▸ **Problem to solve**:
Copy every line of the listing that holds the string "text".

▸ **Data listing**:
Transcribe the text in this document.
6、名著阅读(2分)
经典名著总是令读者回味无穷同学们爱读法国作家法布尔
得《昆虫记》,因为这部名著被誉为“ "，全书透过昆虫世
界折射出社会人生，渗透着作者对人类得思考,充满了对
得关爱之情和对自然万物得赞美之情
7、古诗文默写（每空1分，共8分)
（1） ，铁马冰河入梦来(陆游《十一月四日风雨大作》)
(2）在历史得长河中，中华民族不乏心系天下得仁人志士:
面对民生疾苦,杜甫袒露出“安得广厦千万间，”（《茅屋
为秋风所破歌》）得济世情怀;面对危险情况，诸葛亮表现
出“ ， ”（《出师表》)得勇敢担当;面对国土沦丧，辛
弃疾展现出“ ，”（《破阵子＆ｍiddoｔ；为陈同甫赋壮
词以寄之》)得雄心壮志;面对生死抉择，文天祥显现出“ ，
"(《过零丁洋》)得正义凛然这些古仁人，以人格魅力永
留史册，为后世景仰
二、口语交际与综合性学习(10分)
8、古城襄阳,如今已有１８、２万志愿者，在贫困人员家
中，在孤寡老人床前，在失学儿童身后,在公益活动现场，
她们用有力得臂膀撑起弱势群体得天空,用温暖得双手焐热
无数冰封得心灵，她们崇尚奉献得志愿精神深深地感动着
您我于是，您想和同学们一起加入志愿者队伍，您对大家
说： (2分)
--
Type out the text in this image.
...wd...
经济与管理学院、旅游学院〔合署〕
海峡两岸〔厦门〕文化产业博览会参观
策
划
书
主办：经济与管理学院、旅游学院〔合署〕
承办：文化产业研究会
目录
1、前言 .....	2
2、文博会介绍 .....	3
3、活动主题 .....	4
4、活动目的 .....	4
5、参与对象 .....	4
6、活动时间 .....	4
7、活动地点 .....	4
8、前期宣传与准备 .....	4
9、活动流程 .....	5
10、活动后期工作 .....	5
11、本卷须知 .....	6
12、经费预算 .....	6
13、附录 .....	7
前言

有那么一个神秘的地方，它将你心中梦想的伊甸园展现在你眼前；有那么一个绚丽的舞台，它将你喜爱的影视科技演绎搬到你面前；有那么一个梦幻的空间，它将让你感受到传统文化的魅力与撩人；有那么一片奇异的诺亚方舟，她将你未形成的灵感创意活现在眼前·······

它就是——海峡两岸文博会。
...
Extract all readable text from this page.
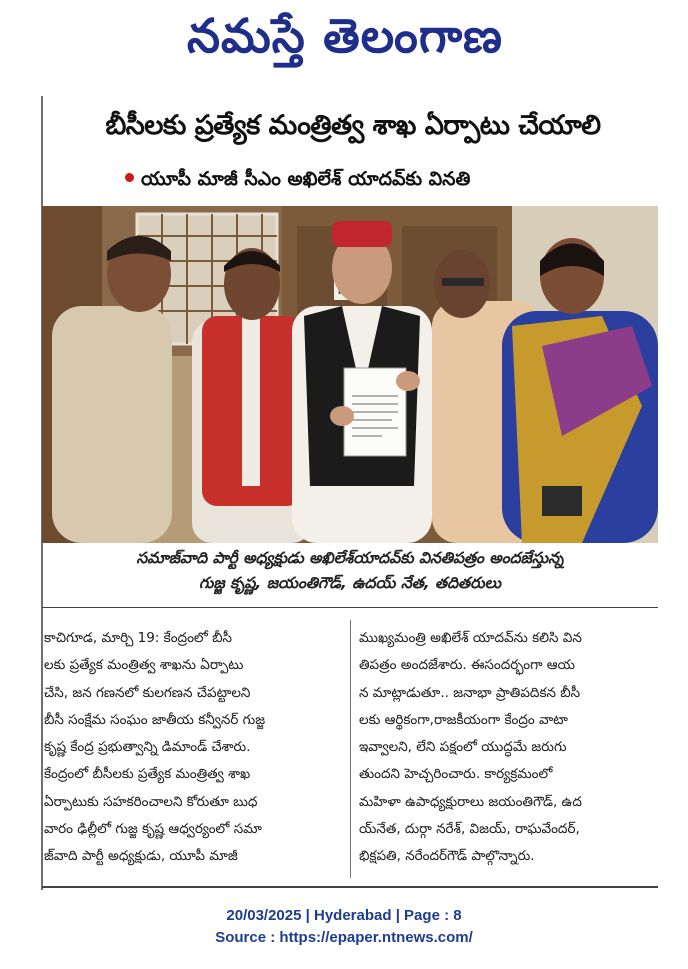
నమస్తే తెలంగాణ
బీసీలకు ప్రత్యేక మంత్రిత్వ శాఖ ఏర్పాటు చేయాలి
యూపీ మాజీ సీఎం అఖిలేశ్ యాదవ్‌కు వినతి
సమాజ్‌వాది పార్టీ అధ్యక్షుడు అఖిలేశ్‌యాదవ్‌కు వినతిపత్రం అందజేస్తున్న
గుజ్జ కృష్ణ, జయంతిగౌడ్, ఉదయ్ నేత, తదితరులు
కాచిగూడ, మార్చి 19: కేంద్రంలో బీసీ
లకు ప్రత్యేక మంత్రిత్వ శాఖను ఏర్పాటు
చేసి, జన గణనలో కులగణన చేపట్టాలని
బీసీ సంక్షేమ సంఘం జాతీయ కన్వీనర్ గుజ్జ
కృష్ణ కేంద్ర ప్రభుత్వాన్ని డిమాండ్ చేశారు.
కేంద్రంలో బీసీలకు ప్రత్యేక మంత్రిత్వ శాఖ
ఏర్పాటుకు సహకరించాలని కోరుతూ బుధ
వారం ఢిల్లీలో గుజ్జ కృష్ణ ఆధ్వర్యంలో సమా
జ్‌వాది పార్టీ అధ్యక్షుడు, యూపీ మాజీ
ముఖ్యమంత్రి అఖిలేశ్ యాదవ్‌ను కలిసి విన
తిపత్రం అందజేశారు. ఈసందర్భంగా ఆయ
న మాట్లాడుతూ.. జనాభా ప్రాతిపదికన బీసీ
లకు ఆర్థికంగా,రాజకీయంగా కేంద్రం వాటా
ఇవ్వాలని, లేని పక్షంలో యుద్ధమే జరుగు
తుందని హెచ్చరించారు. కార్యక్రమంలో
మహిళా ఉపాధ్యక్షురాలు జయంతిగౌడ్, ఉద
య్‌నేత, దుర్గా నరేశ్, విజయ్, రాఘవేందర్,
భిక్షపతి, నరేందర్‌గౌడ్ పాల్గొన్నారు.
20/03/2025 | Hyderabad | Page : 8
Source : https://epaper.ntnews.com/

▸ **Result**:
Transcribe the text in this document.
Type out the text in this image.
Extract all readable text from this page.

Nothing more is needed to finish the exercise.